[Dataset entries]
•••

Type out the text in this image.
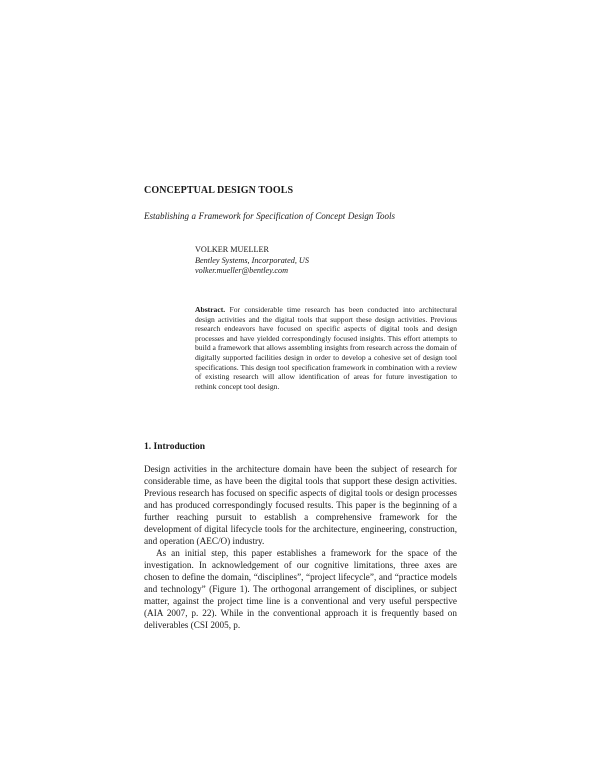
CONCEPTUAL DESIGN TOOLS
Establishing a Framework for Specification of Concept Design Tools
VOLKER MUELLER
Bentley Systems, Incorporated, US
volker.mueller@bentley.com

Abstract. For considerable time research has been conducted into architectural design activities and the digital tools that support these design activities. Previous research endeavors have focused on specific aspects of digital tools and design processes and have yielded correspondingly focused insights. This effort attempts to build a framework that allows assembling insights from research across the domain of digitally supported facilities design in order to develop a cohesive set of design tool specifications. This design tool specification framework in combination with a review of existing research will allow identification of areas for future investigation to rethink concept tool design.

1. Introduction

Design activities in the architecture domain have been the subject of research for considerable time, as have been the digital tools that support these design activities. Previous research has focused on specific aspects of digital tools or design processes and has produced correspondingly focused results. This paper is the beginning of a further reaching pursuit to establish a comprehensive framework for the development of digital lifecycle tools for the architecture, engineering, construction, and operation (AEC/O) industry.

As an initial step, this paper establishes a framework for the space of the investigation. In acknowledgement of our cognitive limitations, three axes are chosen to define the domain, “disciplines”, “project lifecycle”, and “practice models and technology” (Figure 1). The orthogonal arrangement of disciplines, or subject matter, against the project time line is a conventional and very useful perspective (AIA 2007, p. 22). While in the conventional approach it is frequently based on deliverables (CSI 2005, p.
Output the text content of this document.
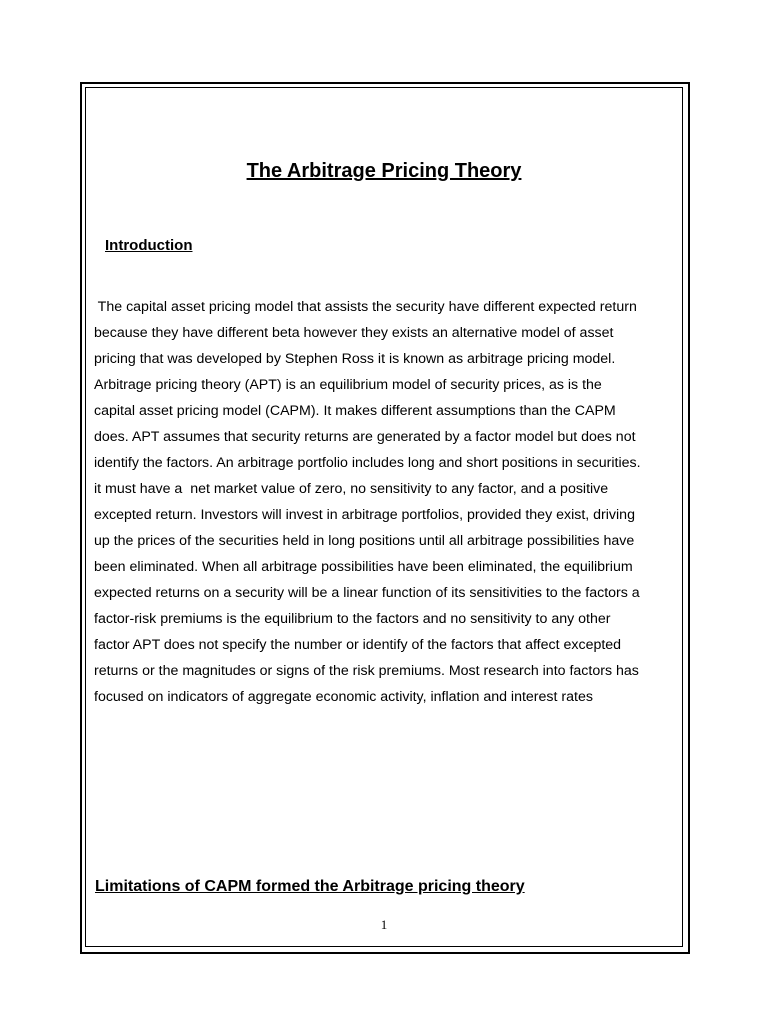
The Arbitrage Pricing Theory
Introduction
The capital asset pricing model that assists the security have different expected return
because they have different beta however they exists an alternative model of asset
pricing that was developed by Stephen Ross it is known as arbitrage pricing model.
Arbitrage pricing theory (APT) is an equilibrium model of security prices, as is the
capital asset pricing model (CAPM). It makes different assumptions than the CAPM
does. APT assumes that security returns are generated by a factor model but does not
identify the factors. An arbitrage portfolio includes long and short positions in securities.
it must have a  net market value of zero, no sensitivity to any factor, and a positive
excepted return. Investors will invest in arbitrage portfolios, provided they exist, driving
up the prices of the securities held in long positions until all arbitrage possibilities have
been eliminated. When all arbitrage possibilities have been eliminated, the equilibrium
expected returns on a security will be a linear function of its sensitivities to the factors a
factor-risk premiums is the equilibrium to the factors and no sensitivity to any other
factor APT does not specify the number or identify of the factors that affect excepted
returns or the magnitudes or signs of the risk premiums. Most research into factors has
focused on indicators of aggregate economic activity, inflation and interest rates
Limitations of CAPM formed the Arbitrage pricing theory
1
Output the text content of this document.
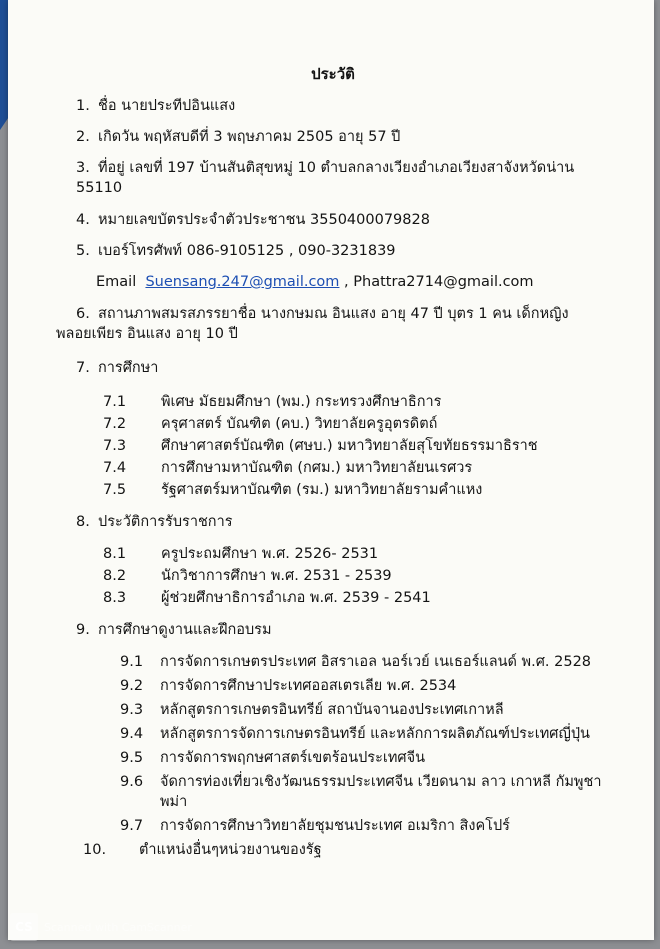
ประวัติ
1. ชื่อ นายประทีปอินแสง
2. เกิดวัน พฤหัสบดีที่ 3 พฤษภาคม 2505 อายุ 57 ปี
3. ที่อยู่ เลขที่ 197 บ้านสันติสุขหมู่ 10 ตำบลกลางเวียงอำเภอเวียงสาจังหวัดน่าน
55110
4. หมายเลขบัตรประจำตัวประชาชน 3550400079828
5. เบอร์โทรศัพท์ 086-9105125 , 090-3231839
Email Suensang.247@gmail.com , Phattra2714@gmail.com
6. สถานภาพสมรสภรรยาชื่อ นางกษมณ อินแสง อายุ 47 ปี บุตร 1 คน เด็กหญิง
พลอยเพียร อินแสง อายุ 10 ปี
7. การศึกษา
7.1	พิเศษ มัธยมศึกษา (พม.) กระทรวงศึกษาธิการ
7.2	ครุศาสตร์ บัณฑิต (คบ.) วิทยาลัยครูอุตรดิตถ์
7.3	ศึกษาศาสตร์บัณฑิต (ศษบ.) มหาวิทยาลัยสุโขทัยธรรมาธิราช
7.4	การศึกษามหาบัณฑิต (กศม.) มหาวิทยาลัยนเรศวร
7.5	รัฐศาสตร์มหาบัณฑิต (รม.) มหาวิทยาลัยรามคำแหง
8. ประวัติการรับราชการ
8.1	ครูประถมศึกษา พ.ศ. 2526- 2531
8.2	นักวิชาการศึกษา พ.ศ. 2531 - 2539
8.3	ผู้ช่วยศึกษาธิการอำเภอ พ.ศ. 2539 - 2541
9. การศึกษาดูงานและฝึกอบรม
9.1	การจัดการเกษตรประเทศ อิสราเอล นอร์เวย์ เนเธอร์แลนด์ พ.ศ. 2528
9.2	การจัดการศึกษาประเทศออสเตรเลีย พ.ศ. 2534
9.3	หลักสูตรการเกษตรอินทรีย์ สถาบันจานองประเทศเกาหลี
9.4	หลักสูตรการจัดการเกษตรอินทรีย์ และหลักการผลิตภัณฑ์ประเทศญี่ปุ่น
9.5	การจัดการพฤกษศาสตร์เขตร้อนประเทศจีน
9.6	จัดการท่องเที่ยวเชิงวัฒนธรรมประเทศจีน เวียดนาม ลาว เกาหลี กัมพูชา พม่า
9.7	การจัดการศึกษาวิทยาลัยชุมชนประเทศ อเมริกา สิงคโปร์
10.	ตำแหน่งอื่นๆหน่วยงานของรัฐ
CS	Scanned with CamScanner
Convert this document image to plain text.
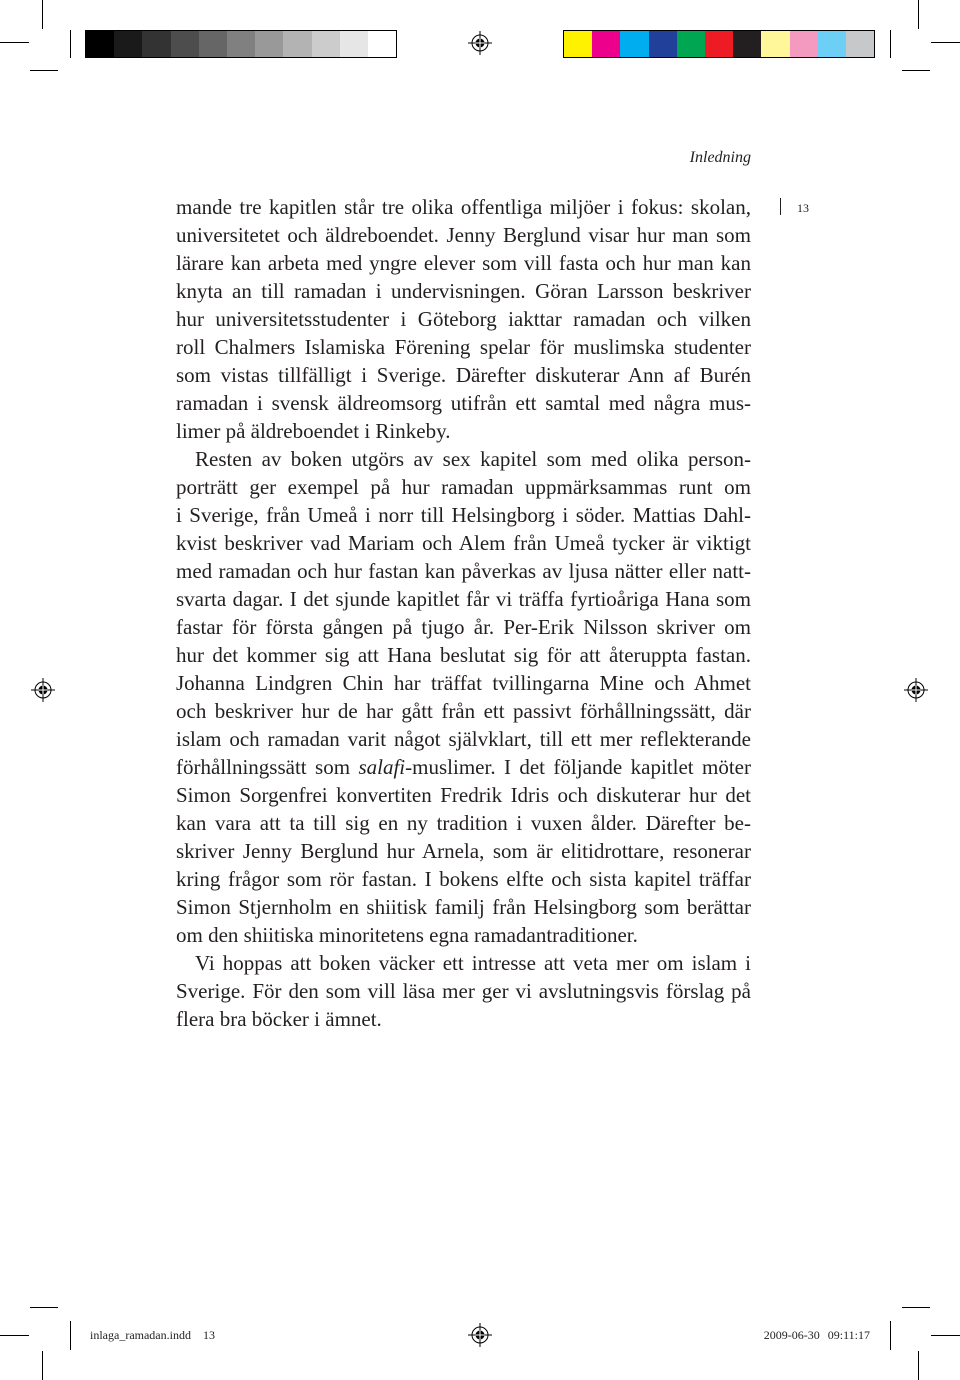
Inledning
13
mande tre kapitlen står tre olika offentliga miljöer i fokus: skolan,
universitetet och äldreboendet. Jenny Berglund visar hur man som
lärare kan arbeta med yngre elever som vill fasta och hur man kan
knyta an till ramadan i undervisningen. Göran Larsson beskriver
hur universitetsstudenter i Göteborg iakttar ramadan och vilken
roll Chalmers Islamiska Förening spelar för muslimska studenter
som vistas tillfälligt i Sverige. Därefter diskuterar Ann af Burén
ramadan i svensk äldreomsorg utifrån ett samtal med några mus-
limer på äldreboendet i Rinkeby.
Resten av boken utgörs av sex kapitel som med olika person-
porträtt ger exempel på hur ramadan uppmärksammas runt om
i Sverige, från Umeå i norr till Helsingborg i söder. Mattias Dahl-
kvist beskriver vad Mariam och Alem från Umeå tycker är viktigt
med ramadan och hur fastan kan påverkas av ljusa nätter eller natt-
svarta dagar. I det sjunde kapitlet får vi träffa fyrtioåriga Hana som
fastar för första gången på tjugo år. Per-Erik Nilsson skriver om
hur det kommer sig att Hana beslutat sig för att återuppta fastan.
Johanna Lindgren Chin har träffat tvillingarna Mine och Ahmet
och beskriver hur de har gått från ett passivt förhållningssätt, där
islam och ramadan varit något självklart, till ett mer reflekterande
förhållningssätt som salafi-muslimer. I det följande kapitlet möter
Simon Sorgenfrei konvertiten Fredrik Idris och diskuterar hur det
kan vara att ta till sig en ny tradition i vuxen ålder. Därefter be-
skriver Jenny Berglund hur Arnela, som är elitidrottare, resonerar
kring frågor som rör fastan. I bokens elfte och sista kapitel träffar
Simon Stjernholm en shiitisk familj från Helsingborg som berättar
om den shiitiska minoritetens egna ramadantraditioner.
Vi hoppas att boken väcker ett intresse att veta mer om islam i
Sverige. För den som vill läsa mer ger vi avslutningsvis förslag på
flera bra böcker i ämnet.
inlaga_ramadan.indd 13	2009-06-30 09:11:17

•••

The entries above are to be returned exactly, without their pictures.

Type out the text in this image.
CONCEPTUAL DESIGN TOOLS
Establishing a Framework for Specification of Concept Design Tools
VOLKER MUELLER
Bentley Systems, Incorporated, US
volker.mueller@bentley.com

Abstract. For considerable time research has been conducted into architectural design activities and the digital tools that support these design activities. Previous research endeavors have focused on specific aspects of digital tools and design processes and have yielded correspondingly focused insights. This effort attempts to build a framework that allows assembling insights from research across the domain of digitally supported facilities design in order to develop a cohesive set of design tool specifications. This design tool specification framework in combination with a review of existing research will allow identification of areas for future investigation to rethink concept tool design.

1. Introduction

Design activities in the architecture domain have been the subject of research for considerable time, as have been the digital tools that support these design activities. Previous research has focused on specific aspects of digital tools or design processes and has produced correspondingly focused results. This paper is the beginning of a further reaching pursuit to establish a comprehensive framework for the development of digital lifecycle tools for the architecture, engineering, construction, and operation (AEC/O) industry.

As an initial step, this paper establishes a framework for the space of the investigation. In acknowledgement of our cognitive limitations, three axes are chosen to define the domain, “disciplines”, “project lifecycle”, and “practice models and technology” (Figure 1). The orthogonal arrangement of disciplines, or subject matter, against the project time line is a conventional and very useful perspective (AIA 2007, p. 22). While in the conventional approach it is frequently based on deliverables (CSI 2005, p.
Output the text content of this document.
The Arbitrage Pricing Theory
Introduction
The capital asset pricing model that assists the security have different expected return
because they have different beta however they exists an alternative model of asset
pricing that was developed by Stephen Ross it is known as arbitrage pricing model.
Arbitrage pricing theory (APT) is an equilibrium model of security prices, as is the
capital asset pricing model (CAPM). It makes different assumptions than the CAPM
does. APT assumes that security returns are generated by a factor model but does not
identify the factors. An arbitrage portfolio includes long and short positions in securities.
it must have a  net market value of zero, no sensitivity to any factor, and a positive
excepted return. Investors will invest in arbitrage portfolios, provided they exist, driving
up the prices of the securities held in long positions until all arbitrage possibilities have
been eliminated. When all arbitrage possibilities have been eliminated, the equilibrium
expected returns on a security will be a linear function of its sensitivities to the factors a
factor-risk premiums is the equilibrium to the factors and no sensitivity to any other
factor APT does not specify the number or identify of the factors that affect excepted
returns or the magnitudes or signs of the risk premiums. Most research into factors has
focused on indicators of aggregate economic activity, inflation and interest rates
Limitations of CAPM formed the Arbitrage pricing theory
1
Output the text content of this document.
ประวัติ
1. ชื่อ นายประทีปอินแสง
2. เกิดวัน พฤหัสบดีที่ 3 พฤษภาคม 2505 อายุ 57 ปี
3. ที่อยู่ เลขที่ 197 บ้านสันติสุขหมู่ 10 ตำบลกลางเวียงอำเภอเวียงสาจังหวัดน่าน
55110
4. หมายเลขบัตรประจำตัวประชาชน 3550400079828
5. เบอร์โทรศัพท์ 086-9105125 , 090-3231839
Email Suensang.247@gmail.com , Phattra2714@gmail.com
6. สถานภาพสมรสภรรยาชื่อ นางกษมณ อินแสง อายุ 47 ปี บุตร 1 คน เด็กหญิง
พลอยเพียร อินแสง อายุ 10 ปี
7. การศึกษา
7.1	พิเศษ มัธยมศึกษา (พม.) กระทรวงศึกษาธิการ
7.2	ครุศาสตร์ บัณฑิต (คบ.) วิทยาลัยครูอุตรดิตถ์
7.3	ศึกษาศาสตร์บัณฑิต (ศษบ.) มหาวิทยาลัยสุโขทัยธรรมาธิราช
7.4	การศึกษามหาบัณฑิต (กศม.) มหาวิทยาลัยนเรศวร
7.5	รัฐศาสตร์มหาบัณฑิต (รม.) มหาวิทยาลัยรามคำแหง
8. ประวัติการรับราชการ
8.1	ครูประถมศึกษา พ.ศ. 2526- 2531
8.2	นักวิชาการศึกษา พ.ศ. 2531 - 2539
8.3	ผู้ช่วยศึกษาธิการอำเภอ พ.ศ. 2539 - 2541
9. การศึกษาดูงานและฝึกอบรม
9.1	การจัดการเกษตรประเทศ อิสราเอล นอร์เวย์ เนเธอร์แลนด์ พ.ศ. 2528
9.2	การจัดการศึกษาประเทศออสเตรเลีย พ.ศ. 2534
9.3	หลักสูตรการเกษตรอินทรีย์ สถาบันจานองประเทศเกาหลี
9.4	หลักสูตรการจัดการเกษตรอินทรีย์ และหลักการผลิตภัณฑ์ประเทศญี่ปุ่น
9.5	การจัดการพฤกษศาสตร์เขตร้อนประเทศจีน
9.6	จัดการท่องเที่ยวเชิงวัฒนธรรมประเทศจีน เวียดนาม ลาว เกาหลี กัมพูชา พม่า
9.7	การจัดการศึกษาวิทยาลัยชุมชนประเทศ อเมริกา สิงคโปร์
10.	ตำแหน่งอื่นๆหน่วยงานของรัฐ
CS	Scanned with CamScanner
Convert this document image to plain text.
Inledning
13
mande tre kapitlen står tre olika offentliga miljöer i fokus: skolan,
universitetet och äldreboendet. Jenny Berglund visar hur man som
lärare kan arbeta med yngre elever som vill fasta och hur man kan
knyta an till ramadan i undervisningen. Göran Larsson beskriver
hur universitetsstudenter i Göteborg iakttar ramadan och vilken
roll Chalmers Islamiska Förening spelar för muslimska studenter
som vistas tillfälligt i Sverige. Därefter diskuterar Ann af Burén
ramadan i svensk äldreomsorg utifrån ett samtal med några mus-
limer på äldreboendet i Rinkeby.
Resten av boken utgörs av sex kapitel som med olika person-
porträtt ger exempel på hur ramadan uppmärksammas runt om
i Sverige, från Umeå i norr till Helsingborg i söder. Mattias Dahl-
kvist beskriver vad Mariam och Alem från Umeå tycker är viktigt
med ramadan och hur fastan kan påverkas av ljusa nätter eller natt-
svarta dagar. I det sjunde kapitlet får vi träffa fyrtioåriga Hana som
fastar för första gången på tjugo år. Per-Erik Nilsson skriver om
hur det kommer sig att Hana beslutat sig för att återuppta fastan.
Johanna Lindgren Chin har träffat tvillingarna Mine och Ahmet
och beskriver hur de har gått från ett passivt förhållningssätt, där
islam och ramadan varit något självklart, till ett mer reflekterande
förhållningssätt som salafi-muslimer. I det följande kapitlet möter
Simon Sorgenfrei konvertiten Fredrik Idris och diskuterar hur det
kan vara att ta till sig en ny tradition i vuxen ålder. Därefter be-
skriver Jenny Berglund hur Arnela, som är elitidrottare, resonerar
kring frågor som rör fastan. I bokens elfte och sista kapitel träffar
Simon Stjernholm en shiitisk familj från Helsingborg som berättar
om den shiitiska minoritetens egna ramadantraditioner.
Vi hoppas att boken väcker ett intresse att veta mer om islam i
Sverige. För den som vill läsa mer ger vi avslutningsvis förslag på
flera bra böcker i ämnet.
inlaga_ramadan.indd 13	2009-06-30 09:11:17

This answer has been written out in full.